▸ **Stated exercise**:
In this exercise, reproduce all the entries that follow exactly.

▸ **Provided records**:
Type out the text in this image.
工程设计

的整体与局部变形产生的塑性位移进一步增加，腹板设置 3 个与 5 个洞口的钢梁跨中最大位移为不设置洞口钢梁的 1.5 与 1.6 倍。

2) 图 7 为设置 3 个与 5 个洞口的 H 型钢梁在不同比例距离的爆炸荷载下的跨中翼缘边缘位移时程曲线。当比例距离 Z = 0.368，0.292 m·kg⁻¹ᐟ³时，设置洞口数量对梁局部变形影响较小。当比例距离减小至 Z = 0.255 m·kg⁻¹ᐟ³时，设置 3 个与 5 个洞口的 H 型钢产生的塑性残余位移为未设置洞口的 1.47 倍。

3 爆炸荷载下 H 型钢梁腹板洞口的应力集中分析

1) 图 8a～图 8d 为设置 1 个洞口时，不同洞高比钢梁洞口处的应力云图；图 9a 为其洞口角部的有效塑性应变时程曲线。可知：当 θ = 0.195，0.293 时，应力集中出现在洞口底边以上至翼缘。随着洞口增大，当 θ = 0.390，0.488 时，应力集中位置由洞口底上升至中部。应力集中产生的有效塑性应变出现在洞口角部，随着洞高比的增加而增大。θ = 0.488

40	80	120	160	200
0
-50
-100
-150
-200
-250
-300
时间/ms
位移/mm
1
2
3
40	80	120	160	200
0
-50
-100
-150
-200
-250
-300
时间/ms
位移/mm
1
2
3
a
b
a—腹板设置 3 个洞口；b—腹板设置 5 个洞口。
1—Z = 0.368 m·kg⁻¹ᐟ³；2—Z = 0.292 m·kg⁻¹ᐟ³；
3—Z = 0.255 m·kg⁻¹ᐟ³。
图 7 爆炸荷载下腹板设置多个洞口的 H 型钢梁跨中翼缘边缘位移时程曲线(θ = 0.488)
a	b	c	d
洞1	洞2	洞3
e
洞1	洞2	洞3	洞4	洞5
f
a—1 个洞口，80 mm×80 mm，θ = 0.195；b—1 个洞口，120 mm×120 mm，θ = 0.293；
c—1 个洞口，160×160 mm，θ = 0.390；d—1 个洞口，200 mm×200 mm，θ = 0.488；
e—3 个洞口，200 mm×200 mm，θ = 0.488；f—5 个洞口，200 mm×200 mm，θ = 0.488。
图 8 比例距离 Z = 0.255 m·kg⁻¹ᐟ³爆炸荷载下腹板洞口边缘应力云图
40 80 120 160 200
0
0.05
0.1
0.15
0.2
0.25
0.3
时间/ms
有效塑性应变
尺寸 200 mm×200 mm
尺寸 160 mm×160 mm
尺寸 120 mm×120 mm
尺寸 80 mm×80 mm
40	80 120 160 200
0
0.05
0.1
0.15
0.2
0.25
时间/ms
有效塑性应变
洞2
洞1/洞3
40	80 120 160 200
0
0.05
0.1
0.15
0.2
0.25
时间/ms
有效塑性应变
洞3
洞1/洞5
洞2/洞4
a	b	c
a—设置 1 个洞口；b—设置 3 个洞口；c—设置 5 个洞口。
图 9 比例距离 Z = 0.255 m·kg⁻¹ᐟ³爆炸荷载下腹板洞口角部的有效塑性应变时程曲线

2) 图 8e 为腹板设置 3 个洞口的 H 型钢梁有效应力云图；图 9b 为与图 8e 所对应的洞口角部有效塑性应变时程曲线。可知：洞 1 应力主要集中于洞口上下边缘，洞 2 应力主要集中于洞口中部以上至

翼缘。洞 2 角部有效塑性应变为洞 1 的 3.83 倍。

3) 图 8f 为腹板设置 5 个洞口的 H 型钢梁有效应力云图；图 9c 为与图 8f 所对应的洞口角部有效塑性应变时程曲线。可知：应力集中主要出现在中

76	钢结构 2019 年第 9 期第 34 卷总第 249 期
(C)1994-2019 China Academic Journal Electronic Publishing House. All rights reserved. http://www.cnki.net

▸ **Solution to the exercise**:
Type out the text in this image.
工程设计

的整体与局部变形产生的塑性位移进一步增加，腹板设置 3 个与 5 个洞口的钢梁跨中最大位移为不设置洞口钢梁的 1.5 与 1.6 倍。

2) 图 7 为设置 3 个与 5 个洞口的 H 型钢梁在不同比例距离的爆炸荷载下的跨中翼缘边缘位移时程曲线。当比例距离 Z = 0.368，0.292 m·kg⁻¹ᐟ³时，设置洞口数量对梁局部变形影响较小。当比例距离减小至 Z = 0.255 m·kg⁻¹ᐟ³时，设置 3 个与 5 个洞口的 H 型钢产生的塑性残余位移为未设置洞口的 1.47 倍。

3 爆炸荷载下 H 型钢梁腹板洞口的应力集中分析

1) 图 8a～图 8d 为设置 1 个洞口时，不同洞高比钢梁洞口处的应力云图；图 9a 为其洞口角部的有效塑性应变时程曲线。可知：当 θ = 0.195，0.293 时，应力集中出现在洞口底边以上至翼缘。随着洞口增大，当 θ = 0.390，0.488 时，应力集中位置由洞口底上升至中部。应力集中产生的有效塑性应变出现在洞口角部，随着洞高比的增加而增大。θ = 0.488

40	80	120	160	200
0
-50
-100
-150
-200
-250
-300
时间/ms
位移/mm
1
2
3
40	80	120	160	200
0
-50
-100
-150
-200
-250
-300
时间/ms
位移/mm
1
2
3
a
b
a—腹板设置 3 个洞口；b—腹板设置 5 个洞口。
1—Z = 0.368 m·kg⁻¹ᐟ³；2—Z = 0.292 m·kg⁻¹ᐟ³；
3—Z = 0.255 m·kg⁻¹ᐟ³。
图 7 爆炸荷载下腹板设置多个洞口的 H 型钢梁跨中翼缘边缘位移时程曲线(θ = 0.488)
a	b	c	d
洞1	洞2	洞3
e
洞1	洞2	洞3	洞4	洞5
f
a—1 个洞口，80 mm×80 mm，θ = 0.195；b—1 个洞口，120 mm×120 mm，θ = 0.293；
c—1 个洞口，160×160 mm，θ = 0.390；d—1 个洞口，200 mm×200 mm，θ = 0.488；
e—3 个洞口，200 mm×200 mm，θ = 0.488；f—5 个洞口，200 mm×200 mm，θ = 0.488。
图 8 比例距离 Z = 0.255 m·kg⁻¹ᐟ³爆炸荷载下腹板洞口边缘应力云图
40 80 120 160 200
0
0.05
0.1
0.15
0.2
0.25
0.3
时间/ms
有效塑性应变
尺寸 200 mm×200 mm
尺寸 160 mm×160 mm
尺寸 120 mm×120 mm
尺寸 80 mm×80 mm
40	80 120 160 200
0
0.05
0.1
0.15
0.2
0.25
时间/ms
有效塑性应变
洞2
洞1/洞3
40	80 120 160 200
0
0.05
0.1
0.15
0.2
0.25
时间/ms
有效塑性应变
洞3
洞1/洞5
洞2/洞4
a	b	c
a—设置 1 个洞口；b—设置 3 个洞口；c—设置 5 个洞口。
图 9 比例距离 Z = 0.255 m·kg⁻¹ᐟ³爆炸荷载下腹板洞口角部的有效塑性应变时程曲线

2) 图 8e 为腹板设置 3 个洞口的 H 型钢梁有效应力云图；图 9b 为与图 8e 所对应的洞口角部有效塑性应变时程曲线。可知：洞 1 应力主要集中于洞口上下边缘，洞 2 应力主要集中于洞口中部以上至

翼缘。洞 2 角部有效塑性应变为洞 1 的 3.83 倍。

3) 图 8f 为腹板设置 5 个洞口的 H 型钢梁有效应力云图；图 9c 为与图 8f 所对应的洞口角部有效塑性应变时程曲线。可知：应力集中主要出现在中

76	钢结构 2019 年第 9 期第 34 卷总第 249 期
(C)1994-2019 China Academic Journal Electronic Publishing House. All rights reserved. http://www.cnki.net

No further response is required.